> [WRITTEN INSTRUCTION]:
Records follow. Select each line holding "title".

> [PROVIDED MATERIAL]:
** start **
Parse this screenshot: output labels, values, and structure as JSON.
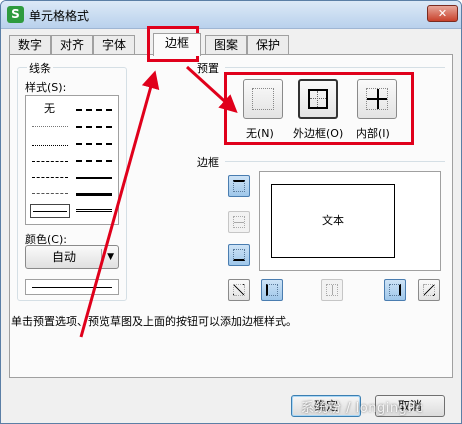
{
  "window": {
    "title": "单元格格式",
    "app_icon_letter": "S",
    "close_glyph": "✕"
  },
  "tabs": [
    {
      "label": "数字"
    },
    {
      "label": "对齐"
    },
    {
      "label": "字体"
    },
    {
      "label": "边框",
      "active": true
    },
    {
      "label": "图案"
    },
    {
      "label": "保护"
    }
  ],
  "line_section": {
    "title": "线条",
    "style_label": "样式(S):",
    "none_label": "无",
    "color_label": "颜色(C):",
    "color_value": "自动",
    "color_dropdown_icon": "triangle-down-icon"
  },
  "presets": {
    "title": "预置",
    "items": [
      {
        "label": "无(N)"
      },
      {
        "label": "外边框(O)"
      },
      {
        "label": "内部(I)"
      }
    ]
  },
  "border": {
    "title": "边框",
    "preview_text": "文本"
  },
  "hint": "单击预置选项、预览草图及上面的按钮可以添加边框样式。",
  "buttons": {
    "ok": "确定",
    "cancel": "取消"
  },
  "watermark": "系统粉 / longingPc",
  "annotation_color": "#e0001b",
  "accent": "#2e9b3e"
}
** end **
> [REPLY]:
    "title": "单元格格式",
    "title": "线条",
    "title": "预置",
    "title": "边框",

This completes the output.